» **Text to read**
___
World War II 1940–1945

  1. United States attempts to isolate itself from war in Europe, offering only limited support to Allied powers

  2. Japan bombs Pearl Harbor in 1941, launching United States fully into World War II in both European and Pacific theaters

  3. U.S. industry, powered in part by women entering workforce for first time, creates unprecedented numbers of planes, tanks, and supplies for soldiers overseas

  4. Allies negotiate terms of victory and lay foundation for postwar world order

 
1940   USSR invades Finland
 
  Germany’s blitzkrieg war conquers most of Western Europe
 
  Germany, Italy, and Japan sign Tripartite Agreement
 
  Government of Vichy France established in collaboration with Germany
 
  Germany firebombs London in Battle of Britain
 
  Isolationist group America First Committee founded; led by Charles Lindbergh
 
  Richard Wright publishes novel Native Son
 
  FDR reelected president for unprecedented third term
 
  United States and Britain sign destroyers-for-bases deal
 
  Selective Training and Service Act requires peacetime conscription
 
1941   Fair Employment Practices Committee established to guard against discrimination in government and war-industry hiring
 
  Lend-Lease Act provides U.S. loan aid to Britain, USSR, other Allied powers
 
  Germany invades USSR
 
  FDR and British Prime Minister Winston Churchill sign Atlantic Charter
 
  Japan occupies Indochina
 
  Japan attacks U.S. naval base at Pearl Harbor, Hawai'i (December 7), killing nearly 2,400 Americans; United States declares war on Japan (December 8)
___
» **Data excerpt**
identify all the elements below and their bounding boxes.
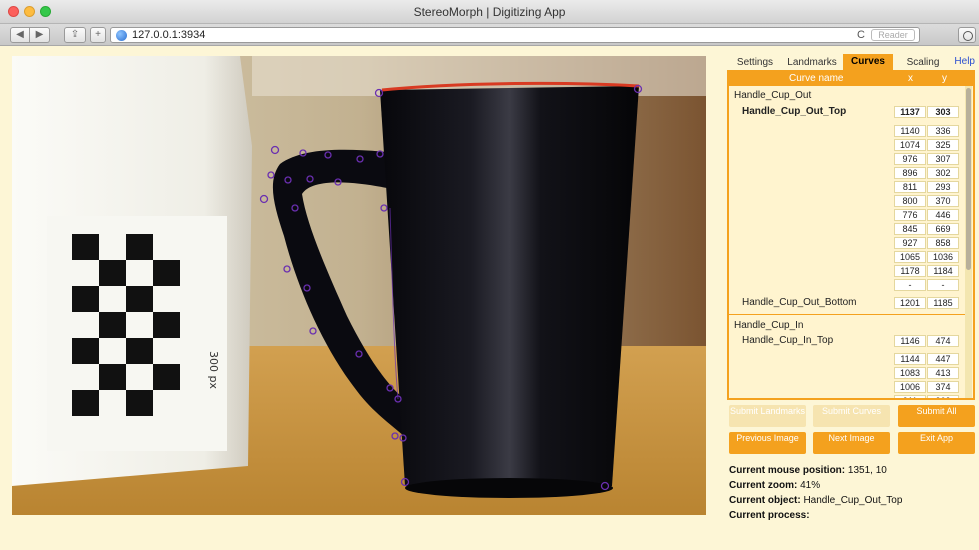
___
» **Exercises**
1. In the World War II timeline, who led the America First Committee?
2. Carry the World War II timeline forward, picking up right after its last entry on the Pearl Harbor attack and the U.S. declaration of war on Japan.

» **Results in order**
1. Charles Lindbergh

2.
 
  Germany and Italy declare war on United States (December 11)
 
  “Rosie the Riveter” image becomes symbol of working women during World War II; integral to war propaganda effort on home front
 
1942   Japan captures Philippines, lead American and Filipino prisoners-of-war on Bataan Death March
 
  U.S. naval forces surprise superior Japanese force at Battle of Midway, sink three Japanese aircraft carriers; Japanese navy never recovers
 
  North Africa campaign begins
 
  War Production Board, War Labor Board, Joint Chiefs of Staff, and Office of Strategic Services (forerunner of Central Intelligence Agency) created
 
  FDR’s Executive Order 9066 authorizes internment of Japanese Americans in California and other Pacific coast states
 
  United States launches Manhattan Project effort to build atomic bomb
 
  Edward Hopper paints Nighthawks
 
  University of Chicago students found Congress of Racial Equality
 
1943   Soviets defeat Germans at Stalingrad, Russia
 
  Allies invade Italy
 
  Allied leaders FDR, Churchill, and Stalin meet at Tehran Conference
 
  Operation Overlord launches, planning invasion of Normandy coast of France
 
  Zoot Suit Riots see clash between U.S. military forces and Mexican American community in Los Angeles
 
  Smith-Connally War Labor Disputes Act limits workers’ right to strike in certain key industries during wartime
 
1944   Allies invade Normandy, France, on D-Day (June 6)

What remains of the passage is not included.